**BRIEF:** Take each line containing the word "labels" and copy it.

#### DATA ####

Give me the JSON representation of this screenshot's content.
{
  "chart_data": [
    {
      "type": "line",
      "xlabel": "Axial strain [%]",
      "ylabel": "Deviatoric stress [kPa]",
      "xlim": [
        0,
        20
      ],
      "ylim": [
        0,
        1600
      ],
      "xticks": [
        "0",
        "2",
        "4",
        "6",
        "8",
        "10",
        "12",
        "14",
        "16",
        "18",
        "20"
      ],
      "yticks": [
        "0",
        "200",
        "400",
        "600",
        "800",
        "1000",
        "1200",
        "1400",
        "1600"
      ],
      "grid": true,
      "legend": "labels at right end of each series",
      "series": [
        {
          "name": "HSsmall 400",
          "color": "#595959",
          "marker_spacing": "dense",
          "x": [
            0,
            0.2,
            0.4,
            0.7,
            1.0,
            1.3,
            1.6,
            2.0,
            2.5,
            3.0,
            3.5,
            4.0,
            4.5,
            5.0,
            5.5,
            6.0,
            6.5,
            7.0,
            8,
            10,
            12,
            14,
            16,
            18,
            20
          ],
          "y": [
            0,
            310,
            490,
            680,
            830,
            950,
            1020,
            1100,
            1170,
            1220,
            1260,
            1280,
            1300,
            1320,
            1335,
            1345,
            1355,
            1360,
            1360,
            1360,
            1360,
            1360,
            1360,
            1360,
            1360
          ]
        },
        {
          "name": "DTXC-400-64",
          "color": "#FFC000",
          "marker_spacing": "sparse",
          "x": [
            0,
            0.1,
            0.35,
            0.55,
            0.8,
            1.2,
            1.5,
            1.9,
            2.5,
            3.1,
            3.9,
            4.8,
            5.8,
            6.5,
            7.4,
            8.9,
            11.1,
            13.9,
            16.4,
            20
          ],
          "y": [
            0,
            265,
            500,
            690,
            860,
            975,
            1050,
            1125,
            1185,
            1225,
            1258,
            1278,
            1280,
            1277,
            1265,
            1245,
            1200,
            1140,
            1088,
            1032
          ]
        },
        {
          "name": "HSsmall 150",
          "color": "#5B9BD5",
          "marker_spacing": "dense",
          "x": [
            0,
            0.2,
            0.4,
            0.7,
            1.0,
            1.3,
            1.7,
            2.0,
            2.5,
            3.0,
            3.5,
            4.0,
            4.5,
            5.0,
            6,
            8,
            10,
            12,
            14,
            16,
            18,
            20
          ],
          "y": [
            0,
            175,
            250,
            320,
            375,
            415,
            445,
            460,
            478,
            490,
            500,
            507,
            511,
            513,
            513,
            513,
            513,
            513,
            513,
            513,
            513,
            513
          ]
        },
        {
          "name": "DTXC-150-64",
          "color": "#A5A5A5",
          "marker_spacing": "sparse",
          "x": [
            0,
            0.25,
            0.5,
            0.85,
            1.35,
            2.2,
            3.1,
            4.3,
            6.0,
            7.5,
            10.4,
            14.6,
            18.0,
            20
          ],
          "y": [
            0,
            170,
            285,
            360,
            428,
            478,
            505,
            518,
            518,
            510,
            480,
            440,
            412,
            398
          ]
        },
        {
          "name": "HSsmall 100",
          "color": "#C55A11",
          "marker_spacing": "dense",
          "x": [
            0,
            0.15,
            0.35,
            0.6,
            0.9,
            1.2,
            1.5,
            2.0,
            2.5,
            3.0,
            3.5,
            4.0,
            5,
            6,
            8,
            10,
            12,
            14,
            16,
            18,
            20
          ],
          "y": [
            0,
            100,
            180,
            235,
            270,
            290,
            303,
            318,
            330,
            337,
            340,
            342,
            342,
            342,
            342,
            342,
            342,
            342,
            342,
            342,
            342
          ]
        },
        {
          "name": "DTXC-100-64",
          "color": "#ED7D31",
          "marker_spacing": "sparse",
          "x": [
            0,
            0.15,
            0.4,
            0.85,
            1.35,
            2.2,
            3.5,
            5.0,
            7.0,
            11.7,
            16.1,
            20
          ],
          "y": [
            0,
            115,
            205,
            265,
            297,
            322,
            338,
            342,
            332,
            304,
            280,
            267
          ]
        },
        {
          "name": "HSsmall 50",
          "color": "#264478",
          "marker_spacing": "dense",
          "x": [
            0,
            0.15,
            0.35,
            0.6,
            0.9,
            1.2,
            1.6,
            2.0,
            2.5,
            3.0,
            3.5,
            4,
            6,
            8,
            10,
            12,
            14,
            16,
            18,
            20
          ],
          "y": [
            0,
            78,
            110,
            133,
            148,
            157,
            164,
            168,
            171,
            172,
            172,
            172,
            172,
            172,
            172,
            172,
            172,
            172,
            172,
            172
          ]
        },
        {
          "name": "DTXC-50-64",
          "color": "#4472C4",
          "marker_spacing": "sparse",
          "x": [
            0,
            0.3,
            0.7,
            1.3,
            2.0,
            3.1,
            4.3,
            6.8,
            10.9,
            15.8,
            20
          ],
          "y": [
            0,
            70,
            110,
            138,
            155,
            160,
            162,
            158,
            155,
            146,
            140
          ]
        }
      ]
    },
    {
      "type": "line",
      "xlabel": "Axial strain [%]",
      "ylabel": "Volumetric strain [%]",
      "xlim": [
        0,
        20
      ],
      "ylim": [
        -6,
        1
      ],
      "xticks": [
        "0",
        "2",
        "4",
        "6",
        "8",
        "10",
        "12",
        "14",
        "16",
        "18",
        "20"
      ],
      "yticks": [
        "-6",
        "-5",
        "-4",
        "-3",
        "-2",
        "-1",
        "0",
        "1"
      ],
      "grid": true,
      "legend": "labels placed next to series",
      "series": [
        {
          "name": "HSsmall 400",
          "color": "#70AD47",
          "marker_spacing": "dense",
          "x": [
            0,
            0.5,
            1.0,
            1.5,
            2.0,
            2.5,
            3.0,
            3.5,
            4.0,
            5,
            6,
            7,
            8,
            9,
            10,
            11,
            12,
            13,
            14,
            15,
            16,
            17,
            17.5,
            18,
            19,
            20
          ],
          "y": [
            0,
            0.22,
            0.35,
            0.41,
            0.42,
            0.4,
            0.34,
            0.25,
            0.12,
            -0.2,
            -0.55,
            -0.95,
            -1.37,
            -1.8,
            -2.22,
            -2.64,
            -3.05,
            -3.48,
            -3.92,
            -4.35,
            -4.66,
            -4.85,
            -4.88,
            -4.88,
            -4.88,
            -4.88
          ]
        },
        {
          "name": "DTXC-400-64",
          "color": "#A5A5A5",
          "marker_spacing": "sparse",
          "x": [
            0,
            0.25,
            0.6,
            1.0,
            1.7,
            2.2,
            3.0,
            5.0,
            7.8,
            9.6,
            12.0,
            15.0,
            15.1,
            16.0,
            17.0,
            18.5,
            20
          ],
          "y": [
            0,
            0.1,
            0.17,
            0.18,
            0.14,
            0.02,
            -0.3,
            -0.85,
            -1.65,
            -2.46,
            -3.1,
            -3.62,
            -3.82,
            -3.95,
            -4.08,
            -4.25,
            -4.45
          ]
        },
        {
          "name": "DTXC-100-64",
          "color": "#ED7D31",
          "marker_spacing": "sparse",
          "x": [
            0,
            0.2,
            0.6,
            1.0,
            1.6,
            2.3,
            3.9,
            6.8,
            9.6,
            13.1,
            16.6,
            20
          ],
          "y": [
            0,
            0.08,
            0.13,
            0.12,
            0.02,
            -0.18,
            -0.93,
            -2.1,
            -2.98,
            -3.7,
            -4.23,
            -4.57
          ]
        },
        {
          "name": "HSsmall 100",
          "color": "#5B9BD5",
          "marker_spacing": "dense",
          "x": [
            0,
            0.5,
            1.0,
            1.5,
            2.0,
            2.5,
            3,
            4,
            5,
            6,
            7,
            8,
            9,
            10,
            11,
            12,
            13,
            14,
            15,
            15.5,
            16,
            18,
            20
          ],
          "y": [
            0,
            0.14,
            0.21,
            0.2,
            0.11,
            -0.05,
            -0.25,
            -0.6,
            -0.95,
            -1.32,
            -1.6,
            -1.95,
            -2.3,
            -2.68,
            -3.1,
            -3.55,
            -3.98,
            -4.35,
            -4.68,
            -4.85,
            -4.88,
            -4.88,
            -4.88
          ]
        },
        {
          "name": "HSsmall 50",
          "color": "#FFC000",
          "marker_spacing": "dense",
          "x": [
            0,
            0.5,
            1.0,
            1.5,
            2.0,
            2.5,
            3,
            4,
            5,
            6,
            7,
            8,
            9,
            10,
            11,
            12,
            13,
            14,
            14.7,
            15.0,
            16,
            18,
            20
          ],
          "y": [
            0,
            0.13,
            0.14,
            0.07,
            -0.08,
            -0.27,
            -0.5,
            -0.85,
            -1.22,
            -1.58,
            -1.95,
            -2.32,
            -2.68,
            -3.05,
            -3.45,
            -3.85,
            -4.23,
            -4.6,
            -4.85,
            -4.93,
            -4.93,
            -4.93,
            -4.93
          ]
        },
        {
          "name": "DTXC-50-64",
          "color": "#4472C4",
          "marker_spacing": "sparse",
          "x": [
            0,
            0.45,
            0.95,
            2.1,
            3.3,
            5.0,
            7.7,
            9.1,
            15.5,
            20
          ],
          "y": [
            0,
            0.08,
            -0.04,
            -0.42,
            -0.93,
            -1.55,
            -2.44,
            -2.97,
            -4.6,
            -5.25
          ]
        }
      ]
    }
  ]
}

####

**ANSWER IN FULL:**
      "legend": "labels at right end of each series",
      "legend": "labels placed next to series",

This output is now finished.